**Provided text:**
%%

Olan Ruble

Biographical details
- Born: February 17, 1906 Clinton, Iowa, U.S.
- Died: November 11, 1982 (aged 76) Wheaton, Illinois, U.S.

Playing career

Football
- 1924–1927: Simpson (IA)

Basketball
- 1924–1928: Simpson (IA)

Coaching career (HC unless noted)

Football
- 1942–1948: Iowa Wesleyan

Basketball
- 1930: Mingo HS (IA)
- 1941–1947: Iowa Wesleyan

Baseball
- 1943–1949: Iowa Wesleyan

Administrative career (AD unless noted)
- 1941–1949: Iowa Wesleyan

Head coaching record
- Overall: 15–23–1 (college football) 39–60 (college basketball)

= Olan Ruble =

American athletics coach and administrator (1906–1982)

Olan Guy Ruble (February 17, 1906 – November 11, 1982) was an American football, basketball, and baseball coach and college athletics administrator. He served as the head football coach at Iowa Wesleyan College from 1942 to 1948. Ruble was also the head basketball coach at Iowa Wesleyan from 1941 to 1947 and the school's head baseball coach from 1943 to 1949.

%%

[Records in a dataset]
%%

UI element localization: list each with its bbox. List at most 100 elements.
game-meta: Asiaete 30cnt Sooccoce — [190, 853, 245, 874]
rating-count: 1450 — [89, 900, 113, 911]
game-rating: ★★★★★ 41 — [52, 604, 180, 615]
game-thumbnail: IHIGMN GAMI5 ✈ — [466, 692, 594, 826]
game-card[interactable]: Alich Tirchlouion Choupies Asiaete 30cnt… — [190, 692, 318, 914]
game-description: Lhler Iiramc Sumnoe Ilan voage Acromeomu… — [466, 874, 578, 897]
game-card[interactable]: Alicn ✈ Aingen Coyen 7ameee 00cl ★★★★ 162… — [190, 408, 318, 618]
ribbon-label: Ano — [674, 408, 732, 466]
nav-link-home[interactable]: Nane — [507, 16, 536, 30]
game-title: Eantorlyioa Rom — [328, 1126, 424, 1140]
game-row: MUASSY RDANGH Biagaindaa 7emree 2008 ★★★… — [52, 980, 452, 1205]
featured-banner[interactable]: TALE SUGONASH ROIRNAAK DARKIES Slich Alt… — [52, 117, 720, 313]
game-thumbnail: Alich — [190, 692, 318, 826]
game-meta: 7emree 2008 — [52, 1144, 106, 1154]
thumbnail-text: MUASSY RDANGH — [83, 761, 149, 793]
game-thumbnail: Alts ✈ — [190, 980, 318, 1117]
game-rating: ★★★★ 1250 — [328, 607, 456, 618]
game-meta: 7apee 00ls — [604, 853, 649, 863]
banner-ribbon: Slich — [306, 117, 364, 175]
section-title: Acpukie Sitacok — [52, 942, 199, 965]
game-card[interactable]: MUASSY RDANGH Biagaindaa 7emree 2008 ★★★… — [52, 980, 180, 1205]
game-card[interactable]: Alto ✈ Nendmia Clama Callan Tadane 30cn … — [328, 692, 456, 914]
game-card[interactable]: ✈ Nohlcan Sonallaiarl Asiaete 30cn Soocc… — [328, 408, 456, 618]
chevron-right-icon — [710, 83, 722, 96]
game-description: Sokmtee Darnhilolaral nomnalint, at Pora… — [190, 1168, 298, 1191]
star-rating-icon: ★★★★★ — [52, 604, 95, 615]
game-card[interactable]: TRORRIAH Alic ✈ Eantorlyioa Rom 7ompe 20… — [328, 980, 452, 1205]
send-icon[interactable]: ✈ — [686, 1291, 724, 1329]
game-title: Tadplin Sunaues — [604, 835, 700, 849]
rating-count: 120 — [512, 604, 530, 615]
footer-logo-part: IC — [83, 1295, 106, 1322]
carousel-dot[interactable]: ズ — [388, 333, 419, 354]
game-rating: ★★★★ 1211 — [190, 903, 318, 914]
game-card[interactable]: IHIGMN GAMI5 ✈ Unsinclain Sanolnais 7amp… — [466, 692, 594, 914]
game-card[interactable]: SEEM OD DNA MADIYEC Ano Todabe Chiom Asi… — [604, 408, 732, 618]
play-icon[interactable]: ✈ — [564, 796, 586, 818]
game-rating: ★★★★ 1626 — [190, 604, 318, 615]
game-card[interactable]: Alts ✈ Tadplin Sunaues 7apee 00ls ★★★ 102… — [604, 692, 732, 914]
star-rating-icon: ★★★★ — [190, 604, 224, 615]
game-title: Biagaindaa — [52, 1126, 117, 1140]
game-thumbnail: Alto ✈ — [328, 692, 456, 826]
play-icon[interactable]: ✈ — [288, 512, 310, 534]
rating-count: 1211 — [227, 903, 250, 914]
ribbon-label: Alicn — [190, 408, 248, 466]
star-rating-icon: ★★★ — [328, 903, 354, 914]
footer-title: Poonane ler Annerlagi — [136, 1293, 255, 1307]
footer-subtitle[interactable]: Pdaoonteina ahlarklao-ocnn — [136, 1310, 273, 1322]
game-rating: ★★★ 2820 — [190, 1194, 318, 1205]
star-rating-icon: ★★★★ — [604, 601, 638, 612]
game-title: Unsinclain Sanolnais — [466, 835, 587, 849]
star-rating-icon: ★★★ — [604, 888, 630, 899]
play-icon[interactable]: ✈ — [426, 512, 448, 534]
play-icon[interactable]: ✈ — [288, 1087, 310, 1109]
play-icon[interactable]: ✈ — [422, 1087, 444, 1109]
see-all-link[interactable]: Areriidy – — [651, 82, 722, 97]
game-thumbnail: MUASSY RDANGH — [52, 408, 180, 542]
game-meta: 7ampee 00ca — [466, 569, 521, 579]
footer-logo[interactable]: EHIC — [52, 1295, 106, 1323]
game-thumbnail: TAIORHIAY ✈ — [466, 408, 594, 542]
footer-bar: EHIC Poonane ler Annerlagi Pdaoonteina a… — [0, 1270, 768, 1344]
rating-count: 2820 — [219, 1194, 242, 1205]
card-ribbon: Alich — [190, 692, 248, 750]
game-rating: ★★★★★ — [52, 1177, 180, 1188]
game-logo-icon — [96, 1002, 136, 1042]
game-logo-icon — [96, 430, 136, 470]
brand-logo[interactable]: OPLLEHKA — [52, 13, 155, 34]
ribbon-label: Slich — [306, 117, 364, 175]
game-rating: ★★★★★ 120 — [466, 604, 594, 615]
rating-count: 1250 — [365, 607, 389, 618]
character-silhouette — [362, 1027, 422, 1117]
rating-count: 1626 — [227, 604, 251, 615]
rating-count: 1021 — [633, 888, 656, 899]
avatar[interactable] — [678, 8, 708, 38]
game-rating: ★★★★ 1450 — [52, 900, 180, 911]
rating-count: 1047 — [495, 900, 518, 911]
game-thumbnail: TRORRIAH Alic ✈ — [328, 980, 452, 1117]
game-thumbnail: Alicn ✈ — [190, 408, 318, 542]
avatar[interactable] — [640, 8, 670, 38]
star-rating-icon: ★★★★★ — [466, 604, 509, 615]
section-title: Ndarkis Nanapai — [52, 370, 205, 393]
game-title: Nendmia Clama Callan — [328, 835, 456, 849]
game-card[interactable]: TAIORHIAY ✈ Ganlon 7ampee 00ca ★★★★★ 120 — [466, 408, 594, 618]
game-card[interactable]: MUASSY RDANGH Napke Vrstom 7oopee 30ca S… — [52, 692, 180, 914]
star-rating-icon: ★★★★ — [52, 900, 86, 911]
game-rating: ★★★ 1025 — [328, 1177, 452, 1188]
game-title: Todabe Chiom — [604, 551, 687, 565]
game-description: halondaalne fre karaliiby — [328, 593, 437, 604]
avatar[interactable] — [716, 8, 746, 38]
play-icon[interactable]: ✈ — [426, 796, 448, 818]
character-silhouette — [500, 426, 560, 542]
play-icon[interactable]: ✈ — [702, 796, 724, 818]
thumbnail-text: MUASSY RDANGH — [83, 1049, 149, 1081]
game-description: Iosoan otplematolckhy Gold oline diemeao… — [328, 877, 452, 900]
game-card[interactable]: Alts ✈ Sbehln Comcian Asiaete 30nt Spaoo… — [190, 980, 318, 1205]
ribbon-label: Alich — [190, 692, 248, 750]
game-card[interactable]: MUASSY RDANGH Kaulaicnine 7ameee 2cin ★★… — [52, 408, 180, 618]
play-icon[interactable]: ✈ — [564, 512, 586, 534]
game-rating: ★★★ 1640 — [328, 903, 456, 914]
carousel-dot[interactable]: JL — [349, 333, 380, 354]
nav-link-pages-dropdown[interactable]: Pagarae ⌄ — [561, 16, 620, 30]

%%

**Problems to work on:**
1. Answer these questions from the Olan Ruble biography, one answer per line:
(a) In what city was Ruble born?
(b) For which school did he play football, and in which years?
(c) What was his overall head coaching record in college basketball?
2. Duplicate the passage of the Olan Ruble biography starting with "Biographical details" and going on through "1924–1928: Simpson (IA)".

**Responses per task:**
1.
(a) Clinton, Iowa, U.S.
(b) Simpson (IA), 1924–1927
(c) 39–60

2.
Biographical details
- Born: February 17, 1906 Clinton, Iowa, U.S.
- Died: November 11, 1982 (aged 76) Wheaton, Illinois, U.S.

Playing career

Football
- 1924–1927: Simpson (IA)

Basketball
- 1924–1928: Simpson (IA)